Written instruction — Quote all of the data below exactly, please.

Dataset records —
^^^^^^^^^^^^^^^^
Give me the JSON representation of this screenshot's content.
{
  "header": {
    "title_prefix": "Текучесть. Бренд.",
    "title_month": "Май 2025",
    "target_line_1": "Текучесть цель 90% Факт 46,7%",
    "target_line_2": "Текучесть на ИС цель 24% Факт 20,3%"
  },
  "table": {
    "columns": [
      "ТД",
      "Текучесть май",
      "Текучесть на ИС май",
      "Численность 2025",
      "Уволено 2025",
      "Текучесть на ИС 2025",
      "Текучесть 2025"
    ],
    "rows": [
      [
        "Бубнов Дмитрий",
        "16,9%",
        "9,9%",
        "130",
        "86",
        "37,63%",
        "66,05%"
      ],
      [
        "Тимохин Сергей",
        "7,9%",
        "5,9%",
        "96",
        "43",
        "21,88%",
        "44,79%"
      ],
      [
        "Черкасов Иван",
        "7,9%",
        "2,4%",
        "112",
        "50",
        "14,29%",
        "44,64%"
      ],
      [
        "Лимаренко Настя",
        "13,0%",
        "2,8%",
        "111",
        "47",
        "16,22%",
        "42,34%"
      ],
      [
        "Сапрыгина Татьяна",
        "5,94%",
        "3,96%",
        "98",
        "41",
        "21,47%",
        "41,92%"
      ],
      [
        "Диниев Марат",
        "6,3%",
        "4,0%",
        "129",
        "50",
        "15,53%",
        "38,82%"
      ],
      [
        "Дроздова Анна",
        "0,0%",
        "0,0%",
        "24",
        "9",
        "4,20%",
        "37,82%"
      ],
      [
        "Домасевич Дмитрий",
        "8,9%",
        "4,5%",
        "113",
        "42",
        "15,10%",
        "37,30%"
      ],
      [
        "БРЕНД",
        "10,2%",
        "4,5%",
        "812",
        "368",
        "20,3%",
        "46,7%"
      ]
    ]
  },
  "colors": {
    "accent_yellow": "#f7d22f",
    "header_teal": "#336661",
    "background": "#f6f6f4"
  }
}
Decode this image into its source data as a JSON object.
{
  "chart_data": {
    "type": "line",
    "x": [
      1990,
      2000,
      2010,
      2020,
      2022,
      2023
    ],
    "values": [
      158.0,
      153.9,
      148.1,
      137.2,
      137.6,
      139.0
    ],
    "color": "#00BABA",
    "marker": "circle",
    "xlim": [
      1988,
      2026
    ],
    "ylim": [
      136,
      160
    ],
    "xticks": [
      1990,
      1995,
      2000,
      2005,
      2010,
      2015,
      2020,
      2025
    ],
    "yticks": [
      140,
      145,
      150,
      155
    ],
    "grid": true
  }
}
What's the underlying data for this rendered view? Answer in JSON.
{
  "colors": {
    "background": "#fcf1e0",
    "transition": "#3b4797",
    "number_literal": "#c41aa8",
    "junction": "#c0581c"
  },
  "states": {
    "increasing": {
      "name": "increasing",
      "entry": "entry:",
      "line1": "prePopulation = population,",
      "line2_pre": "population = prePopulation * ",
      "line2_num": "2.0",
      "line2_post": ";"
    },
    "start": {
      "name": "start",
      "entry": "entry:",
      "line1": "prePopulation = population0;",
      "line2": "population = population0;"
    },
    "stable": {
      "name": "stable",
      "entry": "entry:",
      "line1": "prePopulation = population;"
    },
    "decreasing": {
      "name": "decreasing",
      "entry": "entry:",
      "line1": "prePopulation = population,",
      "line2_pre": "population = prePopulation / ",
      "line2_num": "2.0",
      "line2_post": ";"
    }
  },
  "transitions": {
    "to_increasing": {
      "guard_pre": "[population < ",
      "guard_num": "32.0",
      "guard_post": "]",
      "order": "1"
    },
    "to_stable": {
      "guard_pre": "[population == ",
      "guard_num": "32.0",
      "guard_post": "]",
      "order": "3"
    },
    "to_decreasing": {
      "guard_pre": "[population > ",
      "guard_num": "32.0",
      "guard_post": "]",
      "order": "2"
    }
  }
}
^^^^^^^^^^^^^^^^
Answer below —
Give me the JSON representation of this screenshot's content.
{
  "header": {
    "title_prefix": "Текучесть. Бренд.",
    "title_month": "Май 2025",
    "target_line_1": "Текучесть цель 90% Факт 46,7%",
    "target_line_2": "Текучесть на ИС цель 24% Факт 20,3%"
  },
  "table": {
    "columns": [
      "ТД",
      "Текучесть май",
      "Текучесть на ИС май",
      "Численность 2025",
      "Уволено 2025",
      "Текучесть на ИС 2025",
      "Текучесть 2025"
    ],
    "rows": [
      [
        "Бубнов Дмитрий",
        "16,9%",
        "9,9%",
        "130",
        "86",
        "37,63%",
        "66,05%"
      ],
      [
        "Тимохин Сергей",
        "7,9%",
        "5,9%",
        "96",
        "43",
        "21,88%",
        "44,79%"
      ],
      [
        "Черкасов Иван",
        "7,9%",
        "2,4%",
        "112",
        "50",
        "14,29%",
        "44,64%"
      ],
      [
        "Лимаренко Настя",
        "13,0%",
        "2,8%",
        "111",
        "47",
        "16,22%",
        "42,34%"
      ],
      [
        "Сапрыгина Татьяна",
        "5,94%",
        "3,96%",
        "98",
        "41",
        "21,47%",
        "41,92%"
      ],
      [
        "Диниев Марат",
        "6,3%",
        "4,0%",
        "129",
        "50",
        "15,53%",
        "38,82%"
      ],
      [
        "Дроздова Анна",
        "0,0%",
        "0,0%",
        "24",
        "9",
        "4,20%",
        "37,82%"
      ],
      [
        "Домасевич Дмитрий",
        "8,9%",
        "4,5%",
        "113",
        "42",
        "15,10%",
        "37,30%"
      ],
      [
        "БРЕНД",
        "10,2%",
        "4,5%",
        "812",
        "368",
        "20,3%",
        "46,7%"
      ]
    ]
  },
  "colors": {
    "accent_yellow": "#f7d22f",
    "header_teal": "#336661",
    "background": "#f6f6f4"
  }
}
Decode this image into its source data as a JSON object.
{
  "chart_data": {
    "type": "line",
    "x": [
      1990,
      2000,
      2010,
      2020,
      2022,
      2023
    ],
    "values": [
      158.0,
      153.9,
      148.1,
      137.2,
      137.6,
      139.0
    ],
    "color": "#00BABA",
    "marker": "circle",
    "xlim": [
      1988,
      2026
    ],
    "ylim": [
      136,
      160
    ],
    "xticks": [
      1990,
      1995,
      2000,
      2005,
      2010,
      2015,
      2020,
      2025
    ],
    "yticks": [
      140,
      145,
      150,
      155
    ],
    "grid": true
  }
}
What's the underlying data for this rendered view? Answer in JSON.
{
  "colors": {
    "background": "#fcf1e0",
    "transition": "#3b4797",
    "number_literal": "#c41aa8",
    "junction": "#c0581c"
  },
  "states": {
    "increasing": {
      "name": "increasing",
      "entry": "entry:",
      "line1": "prePopulation = population,",
      "line2_pre": "population = prePopulation * ",
      "line2_num": "2.0",
      "line2_post": ";"
    },
    "start": {
      "name": "start",
      "entry": "entry:",
      "line1": "prePopulation = population0;",
      "line2": "population = population0;"
    },
    "stable": {
      "name": "stable",
      "entry": "entry:",
      "line1": "prePopulation = population;"
    },
    "decreasing": {
      "name": "decreasing",
      "entry": "entry:",
      "line1": "prePopulation = population,",
      "line2_pre": "population = prePopulation / ",
      "line2_num": "2.0",
      "line2_post": ";"
    }
  },
  "transitions": {
    "to_increasing": {
      "guard_pre": "[population < ",
      "guard_num": "32.0",
      "guard_post": "]",
      "order": "1"
    },
    "to_stable": {
      "guard_pre": "[population == ",
      "guard_num": "32.0",
      "guard_post": "]",
      "order": "3"
    },
    "to_decreasing": {
      "guard_pre": "[population > ",
      "guard_num": "32.0",
      "guard_post": "]",
      "order": "2"
    }
  }
}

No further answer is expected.